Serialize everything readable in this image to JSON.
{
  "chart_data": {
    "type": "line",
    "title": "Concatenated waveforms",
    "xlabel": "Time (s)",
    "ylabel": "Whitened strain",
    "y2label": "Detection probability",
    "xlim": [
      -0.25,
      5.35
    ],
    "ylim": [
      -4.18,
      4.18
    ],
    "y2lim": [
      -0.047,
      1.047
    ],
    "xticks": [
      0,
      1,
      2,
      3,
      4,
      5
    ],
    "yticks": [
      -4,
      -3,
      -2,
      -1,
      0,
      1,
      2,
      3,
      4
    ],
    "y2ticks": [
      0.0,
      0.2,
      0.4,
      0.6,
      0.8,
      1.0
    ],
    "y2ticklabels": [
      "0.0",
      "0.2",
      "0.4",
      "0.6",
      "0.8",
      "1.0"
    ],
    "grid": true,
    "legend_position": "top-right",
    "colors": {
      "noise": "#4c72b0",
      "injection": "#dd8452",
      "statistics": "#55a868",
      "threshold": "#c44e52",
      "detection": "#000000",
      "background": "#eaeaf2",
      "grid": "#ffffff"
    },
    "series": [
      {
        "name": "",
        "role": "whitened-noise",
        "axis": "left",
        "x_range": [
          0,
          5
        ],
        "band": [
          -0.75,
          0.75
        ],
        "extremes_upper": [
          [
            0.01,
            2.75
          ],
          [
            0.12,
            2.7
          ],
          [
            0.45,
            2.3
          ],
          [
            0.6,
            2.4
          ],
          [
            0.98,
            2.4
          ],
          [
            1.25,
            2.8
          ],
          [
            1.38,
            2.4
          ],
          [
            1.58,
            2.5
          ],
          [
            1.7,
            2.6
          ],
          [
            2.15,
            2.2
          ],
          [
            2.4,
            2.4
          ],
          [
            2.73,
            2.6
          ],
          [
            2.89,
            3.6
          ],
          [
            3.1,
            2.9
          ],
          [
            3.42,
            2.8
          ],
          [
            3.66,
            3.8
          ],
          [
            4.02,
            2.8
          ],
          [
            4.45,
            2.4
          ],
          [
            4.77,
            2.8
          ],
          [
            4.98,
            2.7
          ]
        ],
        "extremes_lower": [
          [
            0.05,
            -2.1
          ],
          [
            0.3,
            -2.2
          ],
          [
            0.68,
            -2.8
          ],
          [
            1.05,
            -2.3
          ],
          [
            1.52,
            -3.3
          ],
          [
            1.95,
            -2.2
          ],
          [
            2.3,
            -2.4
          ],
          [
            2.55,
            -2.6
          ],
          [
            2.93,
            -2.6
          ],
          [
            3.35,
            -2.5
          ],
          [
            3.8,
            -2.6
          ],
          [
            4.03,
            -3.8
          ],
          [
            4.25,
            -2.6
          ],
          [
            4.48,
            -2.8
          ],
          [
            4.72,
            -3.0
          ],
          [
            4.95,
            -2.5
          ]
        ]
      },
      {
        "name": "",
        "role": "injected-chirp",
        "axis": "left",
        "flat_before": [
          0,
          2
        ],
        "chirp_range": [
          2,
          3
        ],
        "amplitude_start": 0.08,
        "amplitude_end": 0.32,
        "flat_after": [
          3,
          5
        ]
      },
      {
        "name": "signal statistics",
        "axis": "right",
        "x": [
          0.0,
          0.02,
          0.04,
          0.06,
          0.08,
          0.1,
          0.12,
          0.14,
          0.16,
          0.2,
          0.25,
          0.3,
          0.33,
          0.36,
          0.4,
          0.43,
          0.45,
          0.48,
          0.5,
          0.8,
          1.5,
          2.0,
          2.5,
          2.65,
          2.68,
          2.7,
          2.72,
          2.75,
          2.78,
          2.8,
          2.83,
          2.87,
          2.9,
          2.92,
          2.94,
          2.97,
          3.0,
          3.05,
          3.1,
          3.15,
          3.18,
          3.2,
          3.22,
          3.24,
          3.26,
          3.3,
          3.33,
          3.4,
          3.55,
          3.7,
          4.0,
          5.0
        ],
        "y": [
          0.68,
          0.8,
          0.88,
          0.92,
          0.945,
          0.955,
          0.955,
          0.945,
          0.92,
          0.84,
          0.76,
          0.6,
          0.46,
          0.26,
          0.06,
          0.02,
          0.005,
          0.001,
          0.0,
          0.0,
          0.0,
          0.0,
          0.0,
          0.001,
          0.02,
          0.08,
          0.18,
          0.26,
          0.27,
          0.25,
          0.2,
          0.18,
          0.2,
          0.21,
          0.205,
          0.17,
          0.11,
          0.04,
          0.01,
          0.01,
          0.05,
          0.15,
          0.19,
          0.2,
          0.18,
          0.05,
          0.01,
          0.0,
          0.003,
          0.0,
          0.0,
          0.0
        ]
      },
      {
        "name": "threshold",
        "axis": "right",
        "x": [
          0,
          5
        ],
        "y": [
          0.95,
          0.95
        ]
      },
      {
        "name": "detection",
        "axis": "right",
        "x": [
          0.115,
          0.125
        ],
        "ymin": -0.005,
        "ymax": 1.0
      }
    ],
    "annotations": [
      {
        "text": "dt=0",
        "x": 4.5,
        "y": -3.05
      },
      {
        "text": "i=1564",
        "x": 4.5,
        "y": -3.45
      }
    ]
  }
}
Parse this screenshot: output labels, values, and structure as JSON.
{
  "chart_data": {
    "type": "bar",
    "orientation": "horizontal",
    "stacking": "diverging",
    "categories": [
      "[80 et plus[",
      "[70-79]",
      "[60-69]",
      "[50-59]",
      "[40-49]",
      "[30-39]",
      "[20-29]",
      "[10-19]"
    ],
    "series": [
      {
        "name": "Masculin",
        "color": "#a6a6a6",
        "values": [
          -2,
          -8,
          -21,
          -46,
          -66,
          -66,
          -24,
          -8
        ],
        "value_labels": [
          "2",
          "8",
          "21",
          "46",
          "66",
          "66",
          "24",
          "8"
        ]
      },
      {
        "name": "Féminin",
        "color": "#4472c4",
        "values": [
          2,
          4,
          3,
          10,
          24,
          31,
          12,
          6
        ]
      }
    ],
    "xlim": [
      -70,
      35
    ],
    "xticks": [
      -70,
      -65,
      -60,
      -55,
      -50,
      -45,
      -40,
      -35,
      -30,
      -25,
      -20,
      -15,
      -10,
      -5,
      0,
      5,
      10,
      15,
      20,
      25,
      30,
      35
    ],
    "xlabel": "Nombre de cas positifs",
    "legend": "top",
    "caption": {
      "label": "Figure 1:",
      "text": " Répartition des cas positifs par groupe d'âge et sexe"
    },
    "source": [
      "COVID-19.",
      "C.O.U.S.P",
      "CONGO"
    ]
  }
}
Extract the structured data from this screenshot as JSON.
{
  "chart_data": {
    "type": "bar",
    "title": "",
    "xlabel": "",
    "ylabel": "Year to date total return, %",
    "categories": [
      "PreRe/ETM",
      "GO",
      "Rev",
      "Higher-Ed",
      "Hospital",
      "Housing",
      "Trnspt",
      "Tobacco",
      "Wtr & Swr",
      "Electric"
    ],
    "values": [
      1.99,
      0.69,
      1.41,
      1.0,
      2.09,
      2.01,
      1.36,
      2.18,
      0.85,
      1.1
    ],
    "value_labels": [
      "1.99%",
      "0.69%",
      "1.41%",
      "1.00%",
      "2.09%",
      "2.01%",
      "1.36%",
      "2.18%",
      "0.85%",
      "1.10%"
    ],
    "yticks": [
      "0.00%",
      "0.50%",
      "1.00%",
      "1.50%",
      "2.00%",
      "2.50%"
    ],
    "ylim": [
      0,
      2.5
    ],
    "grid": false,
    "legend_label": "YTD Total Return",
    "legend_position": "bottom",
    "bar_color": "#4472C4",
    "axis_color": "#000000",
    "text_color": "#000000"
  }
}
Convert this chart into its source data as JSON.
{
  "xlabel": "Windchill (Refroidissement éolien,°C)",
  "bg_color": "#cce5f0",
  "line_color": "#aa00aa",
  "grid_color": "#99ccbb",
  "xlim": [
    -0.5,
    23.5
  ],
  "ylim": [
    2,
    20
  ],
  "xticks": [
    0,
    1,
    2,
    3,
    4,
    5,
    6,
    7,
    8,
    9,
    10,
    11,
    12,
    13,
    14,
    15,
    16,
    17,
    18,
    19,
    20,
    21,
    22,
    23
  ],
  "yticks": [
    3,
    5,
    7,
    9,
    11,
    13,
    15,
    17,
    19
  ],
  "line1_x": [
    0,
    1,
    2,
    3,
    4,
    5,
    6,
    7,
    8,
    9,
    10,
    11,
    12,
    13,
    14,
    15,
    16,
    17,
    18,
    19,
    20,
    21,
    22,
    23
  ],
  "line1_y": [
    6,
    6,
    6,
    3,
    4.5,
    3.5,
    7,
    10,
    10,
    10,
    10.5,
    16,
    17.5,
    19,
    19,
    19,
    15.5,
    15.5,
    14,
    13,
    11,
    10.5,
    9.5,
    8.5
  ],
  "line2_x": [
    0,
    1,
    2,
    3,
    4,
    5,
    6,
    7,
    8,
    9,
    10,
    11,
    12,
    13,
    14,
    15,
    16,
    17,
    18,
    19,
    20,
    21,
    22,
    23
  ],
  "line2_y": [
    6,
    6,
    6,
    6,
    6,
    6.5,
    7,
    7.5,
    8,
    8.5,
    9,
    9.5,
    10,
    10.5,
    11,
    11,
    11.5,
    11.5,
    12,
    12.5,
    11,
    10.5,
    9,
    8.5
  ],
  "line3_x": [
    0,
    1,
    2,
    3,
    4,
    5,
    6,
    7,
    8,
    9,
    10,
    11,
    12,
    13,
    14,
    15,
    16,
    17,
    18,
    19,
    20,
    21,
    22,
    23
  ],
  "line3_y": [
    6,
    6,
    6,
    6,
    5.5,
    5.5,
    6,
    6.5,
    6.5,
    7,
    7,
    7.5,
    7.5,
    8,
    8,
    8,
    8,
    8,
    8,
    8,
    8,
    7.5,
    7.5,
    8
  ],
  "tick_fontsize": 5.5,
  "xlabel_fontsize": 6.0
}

----

WHAT IS NEEDED: Return every line in the listing that contains the word "values".

IN RESPONSE:
Parse this screenshot: output labels, values, and structure as JSON.
        "values": [
        "values": [
    "values": [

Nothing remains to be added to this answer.